Recorded data:

_____

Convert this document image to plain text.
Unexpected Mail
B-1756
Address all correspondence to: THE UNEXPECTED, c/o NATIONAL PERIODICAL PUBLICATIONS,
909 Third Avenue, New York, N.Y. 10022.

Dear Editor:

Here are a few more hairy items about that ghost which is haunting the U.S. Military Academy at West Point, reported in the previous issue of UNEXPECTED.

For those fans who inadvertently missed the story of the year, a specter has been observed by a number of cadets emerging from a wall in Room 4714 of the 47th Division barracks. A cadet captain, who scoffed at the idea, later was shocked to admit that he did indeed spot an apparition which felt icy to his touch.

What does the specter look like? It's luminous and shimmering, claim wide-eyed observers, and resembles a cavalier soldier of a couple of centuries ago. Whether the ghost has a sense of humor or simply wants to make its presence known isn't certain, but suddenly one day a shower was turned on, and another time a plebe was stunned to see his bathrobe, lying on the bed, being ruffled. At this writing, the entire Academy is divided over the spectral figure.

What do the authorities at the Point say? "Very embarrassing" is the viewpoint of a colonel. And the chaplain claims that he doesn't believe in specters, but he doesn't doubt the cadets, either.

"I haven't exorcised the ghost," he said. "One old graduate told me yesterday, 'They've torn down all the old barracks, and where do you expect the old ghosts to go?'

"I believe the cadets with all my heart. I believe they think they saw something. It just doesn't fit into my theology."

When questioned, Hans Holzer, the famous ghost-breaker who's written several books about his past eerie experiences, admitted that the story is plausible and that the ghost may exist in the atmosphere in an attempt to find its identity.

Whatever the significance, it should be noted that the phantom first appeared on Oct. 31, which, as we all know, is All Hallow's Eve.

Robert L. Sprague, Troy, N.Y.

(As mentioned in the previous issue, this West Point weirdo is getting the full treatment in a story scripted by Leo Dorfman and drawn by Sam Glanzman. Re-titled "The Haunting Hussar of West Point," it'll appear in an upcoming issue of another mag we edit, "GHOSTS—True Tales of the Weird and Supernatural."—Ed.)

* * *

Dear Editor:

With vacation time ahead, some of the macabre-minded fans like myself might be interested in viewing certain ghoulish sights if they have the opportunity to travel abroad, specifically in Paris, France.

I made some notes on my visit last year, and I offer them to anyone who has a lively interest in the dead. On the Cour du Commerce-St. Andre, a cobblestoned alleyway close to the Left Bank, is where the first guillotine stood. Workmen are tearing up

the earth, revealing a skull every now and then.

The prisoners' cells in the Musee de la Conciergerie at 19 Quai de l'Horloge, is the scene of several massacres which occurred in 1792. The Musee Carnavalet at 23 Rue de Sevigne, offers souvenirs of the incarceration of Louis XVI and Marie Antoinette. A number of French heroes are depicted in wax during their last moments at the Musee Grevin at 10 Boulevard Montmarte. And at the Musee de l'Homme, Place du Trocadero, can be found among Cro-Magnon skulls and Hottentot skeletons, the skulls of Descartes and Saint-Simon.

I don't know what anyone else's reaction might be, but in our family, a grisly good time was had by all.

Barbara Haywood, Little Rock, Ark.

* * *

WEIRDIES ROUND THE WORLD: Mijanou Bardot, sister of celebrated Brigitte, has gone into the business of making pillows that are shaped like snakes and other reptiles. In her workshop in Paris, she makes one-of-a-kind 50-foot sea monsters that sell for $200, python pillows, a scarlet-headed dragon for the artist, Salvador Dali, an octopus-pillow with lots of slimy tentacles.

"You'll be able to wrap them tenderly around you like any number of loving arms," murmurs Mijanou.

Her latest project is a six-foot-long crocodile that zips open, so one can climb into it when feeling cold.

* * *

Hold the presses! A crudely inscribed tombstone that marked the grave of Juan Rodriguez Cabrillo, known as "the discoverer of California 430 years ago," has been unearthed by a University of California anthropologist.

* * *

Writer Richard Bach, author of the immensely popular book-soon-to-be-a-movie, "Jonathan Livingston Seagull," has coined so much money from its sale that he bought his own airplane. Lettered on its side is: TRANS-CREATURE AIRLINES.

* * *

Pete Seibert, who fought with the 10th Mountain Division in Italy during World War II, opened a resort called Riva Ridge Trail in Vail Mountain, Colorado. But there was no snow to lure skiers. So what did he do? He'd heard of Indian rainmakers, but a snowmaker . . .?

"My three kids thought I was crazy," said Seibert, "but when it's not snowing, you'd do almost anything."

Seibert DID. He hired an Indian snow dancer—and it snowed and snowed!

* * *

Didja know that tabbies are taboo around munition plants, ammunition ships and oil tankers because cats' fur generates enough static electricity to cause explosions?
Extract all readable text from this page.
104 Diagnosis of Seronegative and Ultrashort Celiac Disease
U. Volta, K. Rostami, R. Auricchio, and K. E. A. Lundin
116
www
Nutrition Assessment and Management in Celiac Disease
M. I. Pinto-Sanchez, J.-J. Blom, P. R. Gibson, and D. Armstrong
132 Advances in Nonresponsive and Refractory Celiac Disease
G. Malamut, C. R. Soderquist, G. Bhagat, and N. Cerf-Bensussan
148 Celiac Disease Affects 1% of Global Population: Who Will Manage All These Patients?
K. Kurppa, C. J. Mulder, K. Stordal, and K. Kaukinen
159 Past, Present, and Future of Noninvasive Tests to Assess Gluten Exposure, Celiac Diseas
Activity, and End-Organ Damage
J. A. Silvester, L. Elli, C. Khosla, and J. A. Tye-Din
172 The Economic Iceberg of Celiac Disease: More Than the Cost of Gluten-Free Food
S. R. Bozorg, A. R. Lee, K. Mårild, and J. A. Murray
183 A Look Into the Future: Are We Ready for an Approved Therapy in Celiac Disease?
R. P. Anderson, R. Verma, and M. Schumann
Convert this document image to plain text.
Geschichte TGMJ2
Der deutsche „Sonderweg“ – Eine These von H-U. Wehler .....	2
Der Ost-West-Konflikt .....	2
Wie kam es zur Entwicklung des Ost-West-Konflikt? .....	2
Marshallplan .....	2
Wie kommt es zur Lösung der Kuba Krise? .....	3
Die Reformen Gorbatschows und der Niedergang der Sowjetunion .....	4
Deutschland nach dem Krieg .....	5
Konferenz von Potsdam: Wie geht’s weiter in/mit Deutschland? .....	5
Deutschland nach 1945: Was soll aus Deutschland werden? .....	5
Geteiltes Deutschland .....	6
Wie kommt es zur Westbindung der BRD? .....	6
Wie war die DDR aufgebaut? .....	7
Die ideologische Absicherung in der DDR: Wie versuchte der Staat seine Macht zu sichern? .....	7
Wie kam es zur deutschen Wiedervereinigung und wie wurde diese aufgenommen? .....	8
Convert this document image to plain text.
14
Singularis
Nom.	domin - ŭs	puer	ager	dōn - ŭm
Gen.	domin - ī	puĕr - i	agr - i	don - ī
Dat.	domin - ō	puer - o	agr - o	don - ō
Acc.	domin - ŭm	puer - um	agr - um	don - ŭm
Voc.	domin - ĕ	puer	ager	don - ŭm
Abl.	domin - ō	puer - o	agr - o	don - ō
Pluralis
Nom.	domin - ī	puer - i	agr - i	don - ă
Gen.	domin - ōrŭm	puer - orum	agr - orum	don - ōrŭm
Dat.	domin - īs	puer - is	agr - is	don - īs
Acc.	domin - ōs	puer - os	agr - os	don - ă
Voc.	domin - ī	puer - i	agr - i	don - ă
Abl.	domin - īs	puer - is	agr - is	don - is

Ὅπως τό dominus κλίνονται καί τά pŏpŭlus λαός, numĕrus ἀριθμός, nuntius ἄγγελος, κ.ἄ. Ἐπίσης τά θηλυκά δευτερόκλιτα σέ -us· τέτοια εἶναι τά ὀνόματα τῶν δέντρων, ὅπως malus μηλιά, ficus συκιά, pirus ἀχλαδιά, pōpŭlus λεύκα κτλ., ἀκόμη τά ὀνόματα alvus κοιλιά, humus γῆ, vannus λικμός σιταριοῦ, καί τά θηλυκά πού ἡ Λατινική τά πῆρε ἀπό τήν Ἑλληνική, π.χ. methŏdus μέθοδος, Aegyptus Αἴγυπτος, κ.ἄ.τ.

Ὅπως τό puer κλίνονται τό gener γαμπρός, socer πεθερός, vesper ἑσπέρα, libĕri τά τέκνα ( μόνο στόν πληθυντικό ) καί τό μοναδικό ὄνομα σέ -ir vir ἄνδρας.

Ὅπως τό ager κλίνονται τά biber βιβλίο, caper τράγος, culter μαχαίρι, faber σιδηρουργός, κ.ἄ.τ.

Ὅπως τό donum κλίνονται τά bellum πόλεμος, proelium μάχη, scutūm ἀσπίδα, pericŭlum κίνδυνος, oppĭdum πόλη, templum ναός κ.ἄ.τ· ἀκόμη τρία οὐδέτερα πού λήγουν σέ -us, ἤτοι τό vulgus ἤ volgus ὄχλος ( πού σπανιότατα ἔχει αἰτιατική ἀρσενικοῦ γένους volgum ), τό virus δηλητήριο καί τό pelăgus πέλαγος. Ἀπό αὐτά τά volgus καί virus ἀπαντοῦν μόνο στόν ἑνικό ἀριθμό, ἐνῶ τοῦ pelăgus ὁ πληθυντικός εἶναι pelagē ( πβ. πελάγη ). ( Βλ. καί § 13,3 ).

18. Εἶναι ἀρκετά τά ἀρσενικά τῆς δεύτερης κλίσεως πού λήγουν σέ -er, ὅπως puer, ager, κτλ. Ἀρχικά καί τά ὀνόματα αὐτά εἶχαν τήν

_____

Work to be completed: Go line by line through the data and copy any that contain "nach".

Your response:
Deutschland nach dem Krieg .....	5
Deutschland nach 1945: Was soll aus Deutschland werden? .....	5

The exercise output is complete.